■ GIVEN TASK ■
Each entry needs to be restated exactly as written.

Dataset excerpt:
────────────────────────────────────────
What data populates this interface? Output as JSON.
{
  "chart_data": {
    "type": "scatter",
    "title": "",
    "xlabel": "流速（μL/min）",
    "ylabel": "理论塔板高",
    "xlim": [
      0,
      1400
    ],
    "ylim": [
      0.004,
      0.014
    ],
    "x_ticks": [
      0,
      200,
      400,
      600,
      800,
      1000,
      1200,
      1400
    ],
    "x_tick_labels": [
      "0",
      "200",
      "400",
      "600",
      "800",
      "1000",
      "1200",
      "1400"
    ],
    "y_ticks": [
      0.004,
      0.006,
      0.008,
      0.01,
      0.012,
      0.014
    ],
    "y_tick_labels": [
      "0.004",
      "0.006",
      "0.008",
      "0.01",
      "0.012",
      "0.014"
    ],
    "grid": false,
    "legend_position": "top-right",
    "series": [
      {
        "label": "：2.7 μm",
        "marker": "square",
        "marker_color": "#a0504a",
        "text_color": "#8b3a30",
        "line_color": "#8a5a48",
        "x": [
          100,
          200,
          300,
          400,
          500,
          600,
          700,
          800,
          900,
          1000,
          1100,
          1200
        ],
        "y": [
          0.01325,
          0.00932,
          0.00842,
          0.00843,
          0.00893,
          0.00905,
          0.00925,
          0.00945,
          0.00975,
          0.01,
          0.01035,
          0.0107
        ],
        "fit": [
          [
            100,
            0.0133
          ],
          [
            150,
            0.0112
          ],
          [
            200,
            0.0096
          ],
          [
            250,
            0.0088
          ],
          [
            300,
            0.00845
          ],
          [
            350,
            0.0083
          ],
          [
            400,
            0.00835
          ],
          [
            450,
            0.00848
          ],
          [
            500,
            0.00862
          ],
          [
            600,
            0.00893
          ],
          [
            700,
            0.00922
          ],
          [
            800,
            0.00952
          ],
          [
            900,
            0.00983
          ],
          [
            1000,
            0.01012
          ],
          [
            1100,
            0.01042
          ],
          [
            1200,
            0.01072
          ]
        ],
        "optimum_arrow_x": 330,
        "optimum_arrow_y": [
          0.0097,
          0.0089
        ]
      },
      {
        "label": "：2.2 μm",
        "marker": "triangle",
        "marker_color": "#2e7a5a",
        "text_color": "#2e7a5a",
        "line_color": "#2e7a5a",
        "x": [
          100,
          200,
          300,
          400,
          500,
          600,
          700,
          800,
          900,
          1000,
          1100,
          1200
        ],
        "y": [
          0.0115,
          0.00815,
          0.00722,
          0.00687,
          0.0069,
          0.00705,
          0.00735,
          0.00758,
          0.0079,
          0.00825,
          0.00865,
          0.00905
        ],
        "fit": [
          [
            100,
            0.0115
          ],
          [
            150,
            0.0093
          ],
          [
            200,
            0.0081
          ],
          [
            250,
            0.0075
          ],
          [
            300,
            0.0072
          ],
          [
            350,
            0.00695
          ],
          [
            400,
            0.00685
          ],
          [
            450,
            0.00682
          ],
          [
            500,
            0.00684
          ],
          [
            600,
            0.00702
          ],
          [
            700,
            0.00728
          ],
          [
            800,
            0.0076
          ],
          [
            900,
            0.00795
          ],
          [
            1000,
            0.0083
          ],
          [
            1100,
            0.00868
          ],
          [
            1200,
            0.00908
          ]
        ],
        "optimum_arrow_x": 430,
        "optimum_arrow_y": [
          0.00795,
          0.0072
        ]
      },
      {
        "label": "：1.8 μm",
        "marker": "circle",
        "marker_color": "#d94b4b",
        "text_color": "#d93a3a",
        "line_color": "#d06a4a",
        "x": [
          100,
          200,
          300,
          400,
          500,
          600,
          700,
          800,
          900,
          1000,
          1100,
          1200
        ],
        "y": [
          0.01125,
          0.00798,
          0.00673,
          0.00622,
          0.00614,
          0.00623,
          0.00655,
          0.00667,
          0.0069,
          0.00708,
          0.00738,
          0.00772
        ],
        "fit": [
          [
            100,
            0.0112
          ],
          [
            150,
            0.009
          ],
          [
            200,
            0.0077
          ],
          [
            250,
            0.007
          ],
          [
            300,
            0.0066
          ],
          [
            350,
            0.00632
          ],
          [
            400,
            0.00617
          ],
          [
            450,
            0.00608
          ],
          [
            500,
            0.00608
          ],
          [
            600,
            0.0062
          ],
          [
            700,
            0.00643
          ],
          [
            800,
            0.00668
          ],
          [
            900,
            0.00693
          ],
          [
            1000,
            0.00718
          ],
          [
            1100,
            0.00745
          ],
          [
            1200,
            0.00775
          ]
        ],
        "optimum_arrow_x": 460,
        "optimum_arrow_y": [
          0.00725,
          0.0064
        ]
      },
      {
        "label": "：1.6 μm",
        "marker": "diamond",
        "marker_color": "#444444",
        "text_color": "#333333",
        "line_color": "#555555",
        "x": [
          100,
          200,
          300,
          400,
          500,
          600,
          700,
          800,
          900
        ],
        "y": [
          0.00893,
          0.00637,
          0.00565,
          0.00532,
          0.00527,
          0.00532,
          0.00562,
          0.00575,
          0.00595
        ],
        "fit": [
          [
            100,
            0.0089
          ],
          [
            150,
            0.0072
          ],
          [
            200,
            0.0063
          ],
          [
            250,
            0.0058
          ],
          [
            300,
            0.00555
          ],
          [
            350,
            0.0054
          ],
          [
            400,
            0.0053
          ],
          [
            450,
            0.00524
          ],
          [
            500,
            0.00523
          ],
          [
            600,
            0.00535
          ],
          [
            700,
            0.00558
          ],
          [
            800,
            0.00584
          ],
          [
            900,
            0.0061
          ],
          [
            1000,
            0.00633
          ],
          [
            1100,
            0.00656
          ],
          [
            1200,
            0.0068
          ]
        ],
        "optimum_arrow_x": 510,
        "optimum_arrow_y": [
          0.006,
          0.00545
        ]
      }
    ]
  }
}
────────────────────────────────────────
■ EXERCISE ANSWER ■
What data populates this interface? Output as JSON.
{
  "chart_data": {
    "type": "scatter",
    "title": "",
    "xlabel": "流速（μL/min）",
    "ylabel": "理论塔板高",
    "xlim": [
      0,
      1400
    ],
    "ylim": [
      0.004,
      0.014
    ],
    "x_ticks": [
      0,
      200,
      400,
      600,
      800,
      1000,
      1200,
      1400
    ],
    "x_tick_labels": [
      "0",
      "200",
      "400",
      "600",
      "800",
      "1000",
      "1200",
      "1400"
    ],
    "y_ticks": [
      0.004,
      0.006,
      0.008,
      0.01,
      0.012,
      0.014
    ],
    "y_tick_labels": [
      "0.004",
      "0.006",
      "0.008",
      "0.01",
      "0.012",
      "0.014"
    ],
    "grid": false,
    "legend_position": "top-right",
    "series": [
      {
        "label": "：2.7 μm",
        "marker": "square",
        "marker_color": "#a0504a",
        "text_color": "#8b3a30",
        "line_color": "#8a5a48",
        "x": [
          100,
          200,
          300,
          400,
          500,
          600,
          700,
          800,
          900,
          1000,
          1100,
          1200
        ],
        "y": [
          0.01325,
          0.00932,
          0.00842,
          0.00843,
          0.00893,
          0.00905,
          0.00925,
          0.00945,
          0.00975,
          0.01,
          0.01035,
          0.0107
        ],
        "fit": [
          [
            100,
            0.0133
          ],
          [
            150,
            0.0112
          ],
          [
            200,
            0.0096
          ],
          [
            250,
            0.0088
          ],
          [
            300,
            0.00845
          ],
          [
            350,
            0.0083
          ],
          [
            400,
            0.00835
          ],
          [
            450,
            0.00848
          ],
          [
            500,
            0.00862
          ],
          [
            600,
            0.00893
          ],
          [
            700,
            0.00922
          ],
          [
            800,
            0.00952
          ],
          [
            900,
            0.00983
          ],
          [
            1000,
            0.01012
          ],
          [
            1100,
            0.01042
          ],
          [
            1200,
            0.01072
          ]
        ],
        "optimum_arrow_x": 330,
        "optimum_arrow_y": [
          0.0097,
          0.0089
        ]
      },
      {
        "label": "：2.2 μm",
        "marker": "triangle",
        "marker_color": "#2e7a5a",
        "text_color": "#2e7a5a",
        "line_color": "#2e7a5a",
        "x": [
          100,
          200,
          300,
          400,
          500,
          600,
          700,
          800,
          900,
          1000,
          1100,
          1200
        ],
        "y": [
          0.0115,
          0.00815,
          0.00722,
          0.00687,
          0.0069,
          0.00705,
          0.00735,
          0.00758,
          0.0079,
          0.00825,
          0.00865,
          0.00905
        ],
        "fit": [
          [
            100,
            0.0115
          ],
          [
            150,
            0.0093
          ],
          [
            200,
            0.0081
          ],
          [
            250,
            0.0075
          ],
          [
            300,
            0.0072
          ],
          [
            350,
            0.00695
          ],
          [
            400,
            0.00685
          ],
          [
            450,
            0.00682
          ],
          [
            500,
            0.00684
          ],
          [
            600,
            0.00702
          ],
          [
            700,
            0.00728
          ],
          [
            800,
            0.0076
          ],
          [
            900,
            0.00795
          ],
          [
            1000,
            0.0083
          ],
          [
            1100,
            0.00868
          ],
          [
            1200,
            0.00908
          ]
        ],
        "optimum_arrow_x": 430,
        "optimum_arrow_y": [
          0.00795,
          0.0072
        ]
      },
      {
        "label": "：1.8 μm",
        "marker": "circle",
        "marker_color": "#d94b4b",
        "text_color": "#d93a3a",
        "line_color": "#d06a4a",
        "x": [
          100,
          200,
          300,
          400,
          500,
          600,
          700,
          800,
          900,
          1000,
          1100,
          1200
        ],
        "y": [
          0.01125,
          0.00798,
          0.00673,
          0.00622,
          0.00614,
          0.00623,
          0.00655,
          0.00667,
          0.0069,
          0.00708,
          0.00738,
          0.00772
        ],
        "fit": [
          [
            100,
            0.0112
          ],
          [
            150,
            0.009
          ],
          [
            200,
            0.0077
          ],
          [
            250,
            0.007
          ],
          [
            300,
            0.0066
          ],
          [
            350,
            0.00632
          ],
          [
            400,
            0.00617
          ],
          [
            450,
            0.00608
          ],
          [
            500,
            0.00608
          ],
          [
            600,
            0.0062
          ],
          [
            700,
            0.00643
          ],
          [
            800,
            0.00668
          ],
          [
            900,
            0.00693
          ],
          [
            1000,
            0.00718
          ],
          [
            1100,
            0.00745
          ],
          [
            1200,
            0.00775
          ]
        ],
        "optimum_arrow_x": 460,
        "optimum_arrow_y": [
          0.00725,
          0.0064
        ]
      },
      {
        "label": "：1.6 μm",
        "marker": "diamond",
        "marker_color": "#444444",
        "text_color": "#333333",
        "line_color": "#555555",
        "x": [
          100,
          200,
          300,
          400,
          500,
          600,
          700,
          800,
          900
        ],
        "y": [
          0.00893,
          0.00637,
          0.00565,
          0.00532,
          0.00527,
          0.00532,
          0.00562,
          0.00575,
          0.00595
        ],
        "fit": [
          [
            100,
            0.0089
          ],
          [
            150,
            0.0072
          ],
          [
            200,
            0.0063
          ],
          [
            250,
            0.0058
          ],
          [
            300,
            0.00555
          ],
          [
            350,
            0.0054
          ],
          [
            400,
            0.0053
          ],
          [
            450,
            0.00524
          ],
          [
            500,
            0.00523
          ],
          [
            600,
            0.00535
          ],
          [
            700,
            0.00558
          ],
          [
            800,
            0.00584
          ],
          [
            900,
            0.0061
          ],
          [
            1000,
            0.00633
          ],
          [
            1100,
            0.00656
          ],
          [
            1200,
            0.0068
          ]
        ],
        "optimum_arrow_x": 510,
        "optimum_arrow_y": [
          0.006,
          0.00545
        ]
      }
    ]
  }
}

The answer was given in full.